* _GIVEN INSTRUCTION_
Write out each line word for word. Drop pictures.

* _RECORDED INFORMATION_
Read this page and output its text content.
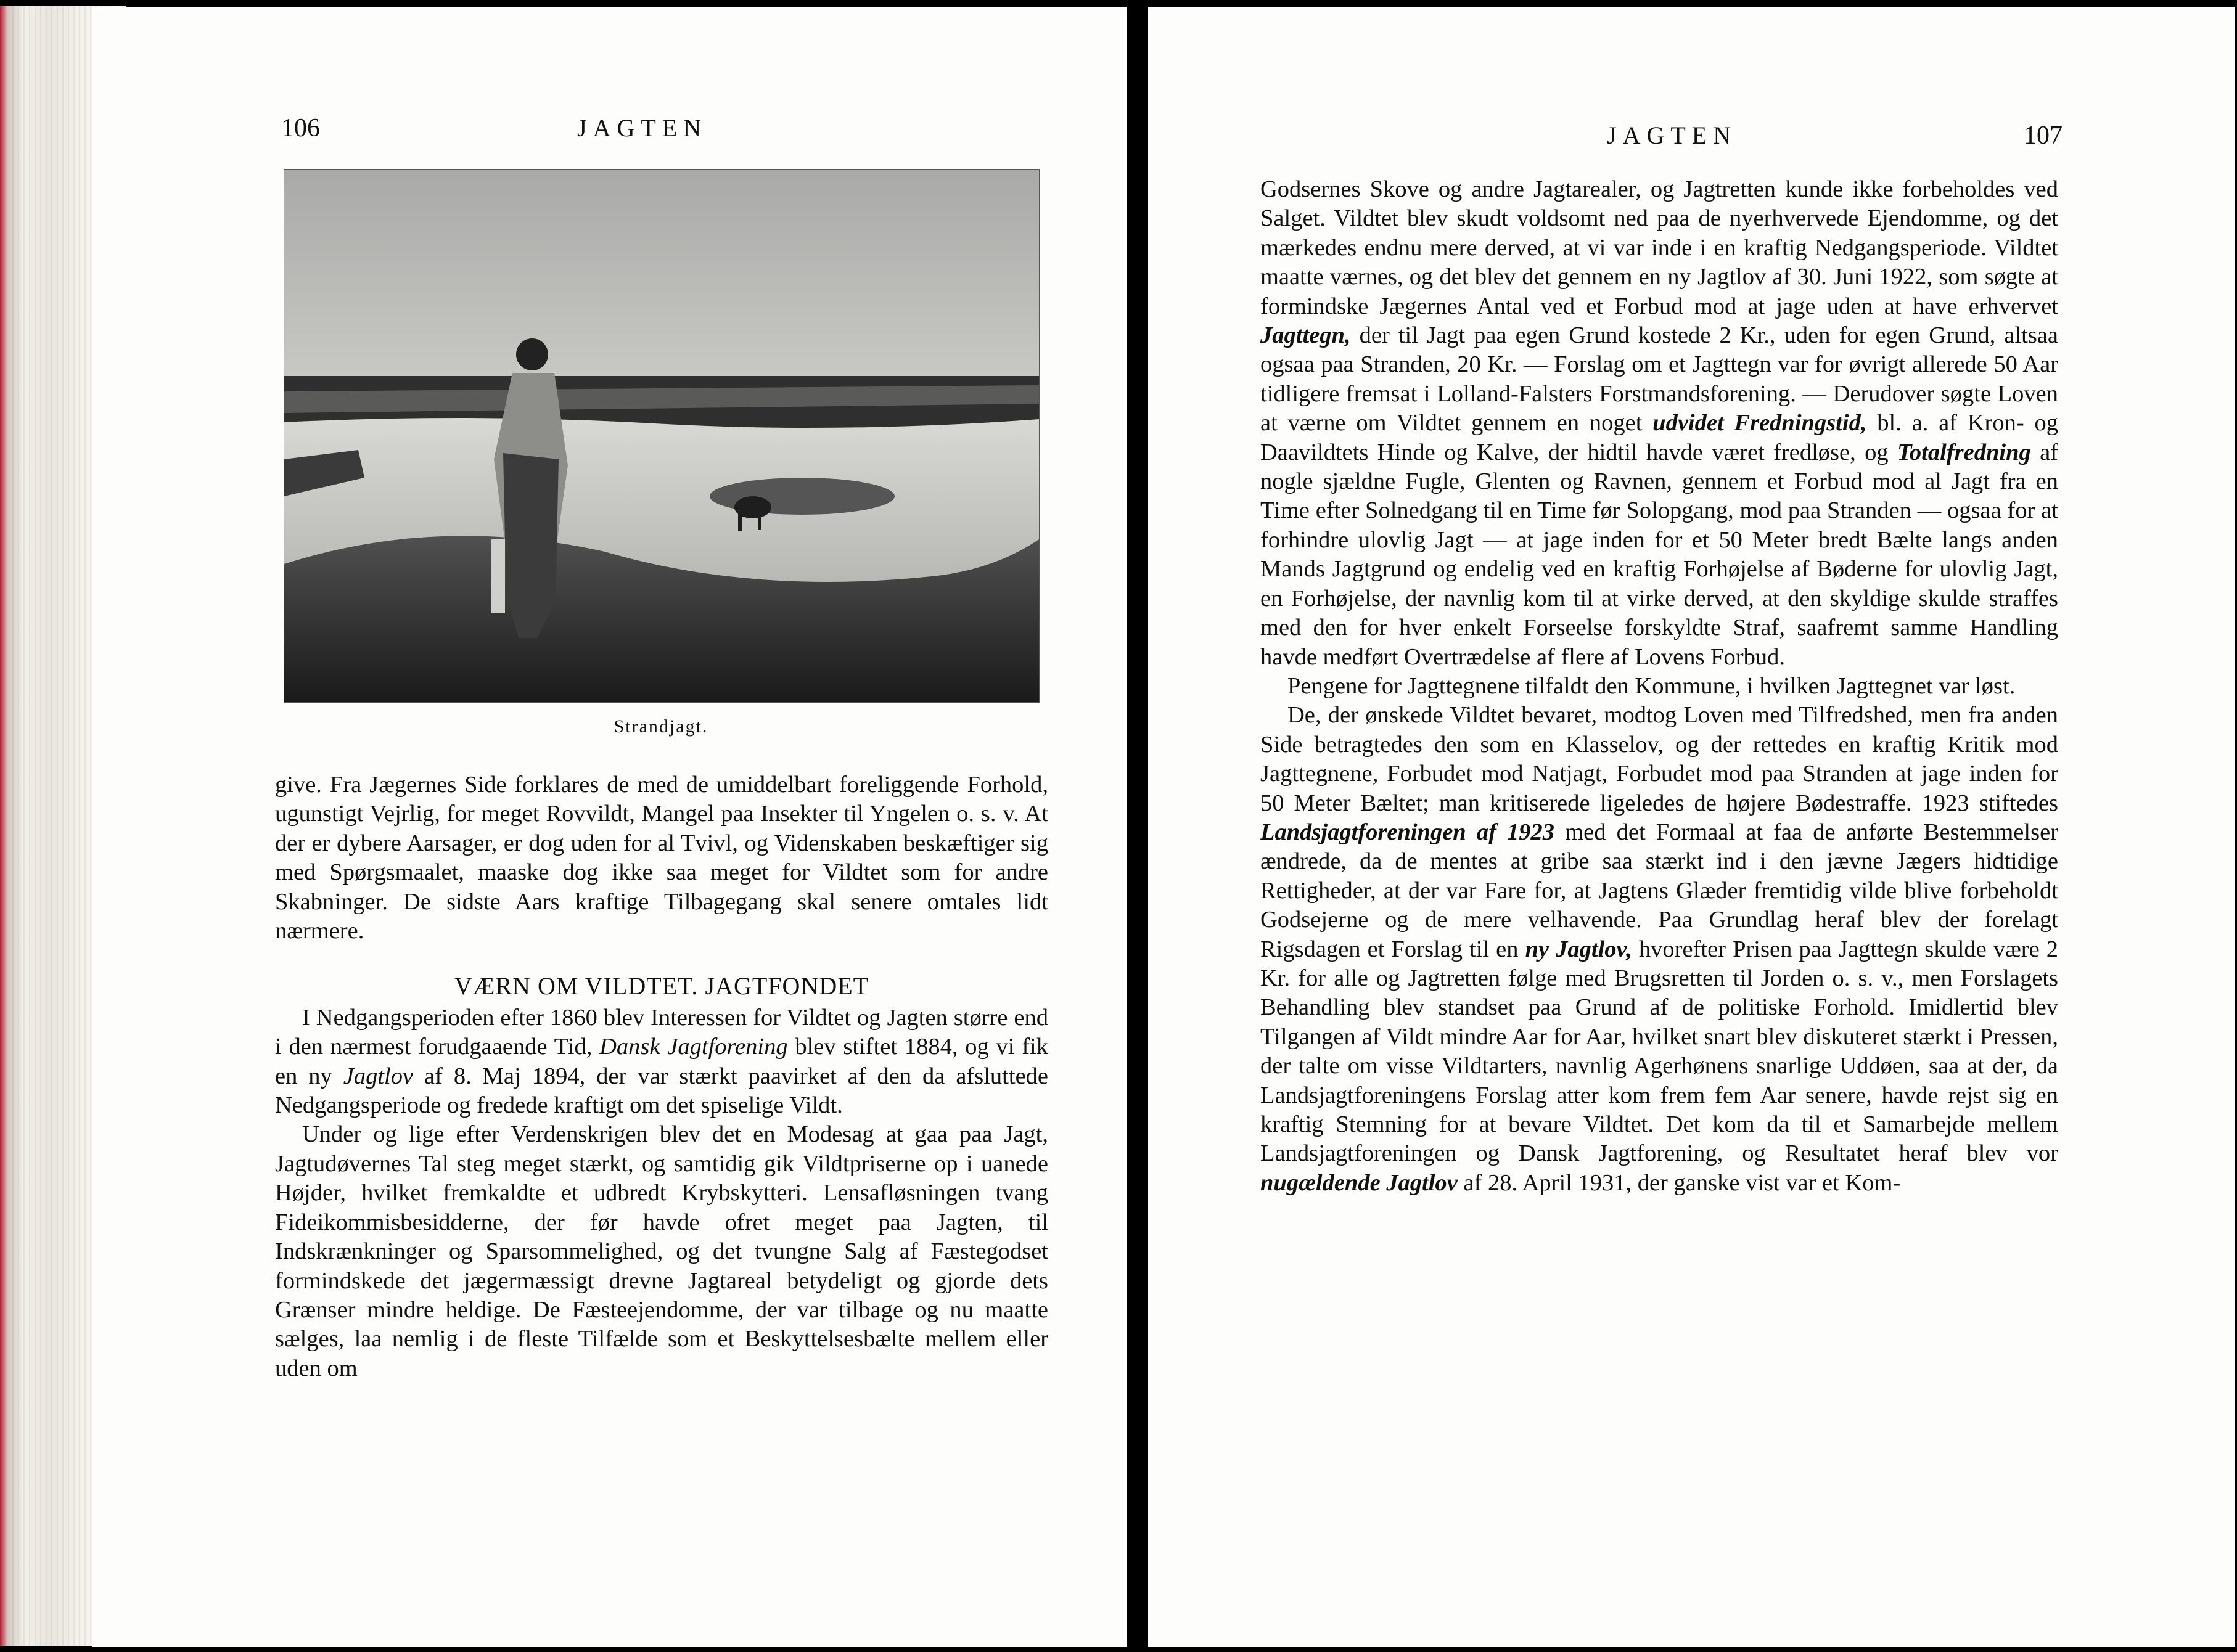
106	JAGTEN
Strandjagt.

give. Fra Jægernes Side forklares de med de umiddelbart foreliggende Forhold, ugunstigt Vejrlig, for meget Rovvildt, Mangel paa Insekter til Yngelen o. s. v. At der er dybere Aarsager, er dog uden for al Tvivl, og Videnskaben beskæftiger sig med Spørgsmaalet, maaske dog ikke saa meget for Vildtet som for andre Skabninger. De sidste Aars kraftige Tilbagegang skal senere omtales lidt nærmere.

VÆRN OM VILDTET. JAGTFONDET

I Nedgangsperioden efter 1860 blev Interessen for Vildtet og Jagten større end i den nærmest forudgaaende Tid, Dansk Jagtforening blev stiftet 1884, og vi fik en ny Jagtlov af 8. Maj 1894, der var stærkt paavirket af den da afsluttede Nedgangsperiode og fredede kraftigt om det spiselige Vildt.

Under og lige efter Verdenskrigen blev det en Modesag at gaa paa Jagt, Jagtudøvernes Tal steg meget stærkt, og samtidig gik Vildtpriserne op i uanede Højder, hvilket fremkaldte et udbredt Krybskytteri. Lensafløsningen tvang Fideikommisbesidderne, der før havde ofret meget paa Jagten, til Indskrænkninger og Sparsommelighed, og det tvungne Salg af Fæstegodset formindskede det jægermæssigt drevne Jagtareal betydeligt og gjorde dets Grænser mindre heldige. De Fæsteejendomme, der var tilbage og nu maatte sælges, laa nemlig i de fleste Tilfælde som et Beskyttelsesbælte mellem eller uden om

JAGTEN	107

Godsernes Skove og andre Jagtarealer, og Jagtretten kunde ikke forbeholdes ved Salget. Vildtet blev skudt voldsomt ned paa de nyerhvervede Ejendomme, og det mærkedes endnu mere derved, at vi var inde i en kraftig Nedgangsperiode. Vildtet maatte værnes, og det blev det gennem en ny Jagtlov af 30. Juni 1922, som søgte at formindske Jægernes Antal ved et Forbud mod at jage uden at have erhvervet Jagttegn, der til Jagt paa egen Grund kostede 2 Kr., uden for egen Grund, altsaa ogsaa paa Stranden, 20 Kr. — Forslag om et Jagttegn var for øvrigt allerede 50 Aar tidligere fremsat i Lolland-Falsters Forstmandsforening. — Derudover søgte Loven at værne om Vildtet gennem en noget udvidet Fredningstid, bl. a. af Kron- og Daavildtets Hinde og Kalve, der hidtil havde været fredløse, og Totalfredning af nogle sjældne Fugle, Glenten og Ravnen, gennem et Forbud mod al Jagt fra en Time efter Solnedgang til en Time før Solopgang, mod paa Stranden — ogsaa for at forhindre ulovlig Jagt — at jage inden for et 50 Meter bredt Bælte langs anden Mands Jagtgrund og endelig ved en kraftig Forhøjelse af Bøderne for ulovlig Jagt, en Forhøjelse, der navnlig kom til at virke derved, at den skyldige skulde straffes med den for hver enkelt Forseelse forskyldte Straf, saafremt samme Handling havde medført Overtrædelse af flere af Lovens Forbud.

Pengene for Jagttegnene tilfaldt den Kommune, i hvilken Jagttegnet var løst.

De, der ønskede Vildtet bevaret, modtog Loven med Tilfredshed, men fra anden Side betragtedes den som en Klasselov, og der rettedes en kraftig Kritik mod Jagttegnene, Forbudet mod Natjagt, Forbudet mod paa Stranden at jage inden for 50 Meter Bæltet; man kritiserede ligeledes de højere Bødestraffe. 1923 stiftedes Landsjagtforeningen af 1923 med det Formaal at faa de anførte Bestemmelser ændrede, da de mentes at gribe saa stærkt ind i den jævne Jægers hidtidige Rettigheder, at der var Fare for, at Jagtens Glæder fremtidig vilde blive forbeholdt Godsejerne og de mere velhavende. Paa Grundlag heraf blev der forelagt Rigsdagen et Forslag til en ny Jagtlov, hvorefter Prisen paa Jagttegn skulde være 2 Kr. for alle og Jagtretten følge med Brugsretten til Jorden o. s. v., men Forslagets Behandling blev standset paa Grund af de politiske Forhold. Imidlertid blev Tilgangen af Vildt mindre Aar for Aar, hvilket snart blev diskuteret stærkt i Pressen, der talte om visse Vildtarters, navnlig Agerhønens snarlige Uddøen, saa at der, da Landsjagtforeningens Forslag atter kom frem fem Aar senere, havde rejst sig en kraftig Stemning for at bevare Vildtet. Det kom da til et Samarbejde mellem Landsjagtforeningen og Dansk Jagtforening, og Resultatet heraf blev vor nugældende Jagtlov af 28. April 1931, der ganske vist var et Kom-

* _EXPECTED ANSWER_
Read this page and output its text content.
106	JAGTEN
Strandjagt.

give. Fra Jægernes Side forklares de med de umiddelbart foreliggende Forhold, ugunstigt Vejrlig, for meget Rovvildt, Mangel paa Insekter til Yngelen o. s. v. At der er dybere Aarsager, er dog uden for al Tvivl, og Videnskaben beskæftiger sig med Spørgsmaalet, maaske dog ikke saa meget for Vildtet som for andre Skabninger. De sidste Aars kraftige Tilbagegang skal senere omtales lidt nærmere.

VÆRN OM VILDTET. JAGTFONDET

I Nedgangsperioden efter 1860 blev Interessen for Vildtet og Jagten større end i den nærmest forudgaaende Tid, Dansk Jagtforening blev stiftet 1884, og vi fik en ny Jagtlov af 8. Maj 1894, der var stærkt paavirket af den da afsluttede Nedgangsperiode og fredede kraftigt om det spiselige Vildt.

Under og lige efter Verdenskrigen blev det en Modesag at gaa paa Jagt, Jagtudøvernes Tal steg meget stærkt, og samtidig gik Vildtpriserne op i uanede Højder, hvilket fremkaldte et udbredt Krybskytteri. Lensafløsningen tvang Fideikommisbesidderne, der før havde ofret meget paa Jagten, til Indskrænkninger og Sparsommelighed, og det tvungne Salg af Fæstegodset formindskede det jægermæssigt drevne Jagtareal betydeligt og gjorde dets Grænser mindre heldige. De Fæsteejendomme, der var tilbage og nu maatte sælges, laa nemlig i de fleste Tilfælde som et Beskyttelsesbælte mellem eller uden om

JAGTEN	107

Godsernes Skove og andre Jagtarealer, og Jagtretten kunde ikke forbeholdes ved Salget. Vildtet blev skudt voldsomt ned paa de nyerhvervede Ejendomme, og det mærkedes endnu mere derved, at vi var inde i en kraftig Nedgangsperiode. Vildtet maatte værnes, og det blev det gennem en ny Jagtlov af 30. Juni 1922, som søgte at formindske Jægernes Antal ved et Forbud mod at jage uden at have erhvervet Jagttegn, der til Jagt paa egen Grund kostede 2 Kr., uden for egen Grund, altsaa ogsaa paa Stranden, 20 Kr. — Forslag om et Jagttegn var for øvrigt allerede 50 Aar tidligere fremsat i Lolland-Falsters Forstmandsforening. — Derudover søgte Loven at værne om Vildtet gennem en noget udvidet Fredningstid, bl. a. af Kron- og Daavildtets Hinde og Kalve, der hidtil havde været fredløse, og Totalfredning af nogle sjældne Fugle, Glenten og Ravnen, gennem et Forbud mod al Jagt fra en Time efter Solnedgang til en Time før Solopgang, mod paa Stranden — ogsaa for at forhindre ulovlig Jagt — at jage inden for et 50 Meter bredt Bælte langs anden Mands Jagtgrund og endelig ved en kraftig Forhøjelse af Bøderne for ulovlig Jagt, en Forhøjelse, der navnlig kom til at virke derved, at den skyldige skulde straffes med den for hver enkelt Forseelse forskyldte Straf, saafremt samme Handling havde medført Overtrædelse af flere af Lovens Forbud.

Pengene for Jagttegnene tilfaldt den Kommune, i hvilken Jagttegnet var løst.

De, der ønskede Vildtet bevaret, modtog Loven med Tilfredshed, men fra anden Side betragtedes den som en Klasselov, og der rettedes en kraftig Kritik mod Jagttegnene, Forbudet mod Natjagt, Forbudet mod paa Stranden at jage inden for 50 Meter Bæltet; man kritiserede ligeledes de højere Bødestraffe. 1923 stiftedes Landsjagtforeningen af 1923 med det Formaal at faa de anførte Bestemmelser ændrede, da de mentes at gribe saa stærkt ind i den jævne Jægers hidtidige Rettigheder, at der var Fare for, at Jagtens Glæder fremtidig vilde blive forbeholdt Godsejerne og de mere velhavende. Paa Grundlag heraf blev der forelagt Rigsdagen et Forslag til en ny Jagtlov, hvorefter Prisen paa Jagttegn skulde være 2 Kr. for alle og Jagtretten følge med Brugsretten til Jorden o. s. v., men Forslagets Behandling blev standset paa Grund af de politiske Forhold. Imidlertid blev Tilgangen af Vildt mindre Aar for Aar, hvilket snart blev diskuteret stærkt i Pressen, der talte om visse Vildtarters, navnlig Agerhønens snarlige Uddøen, saa at der, da Landsjagtforeningens Forslag atter kom frem fem Aar senere, havde rejst sig en kraftig Stemning for at bevare Vildtet. Det kom da til et Samarbejde mellem Landsjagtforeningen og Dansk Jagtforening, og Resultatet heraf blev vor nugældende Jagtlov af 28. April 1931, der ganske vist var et Kom-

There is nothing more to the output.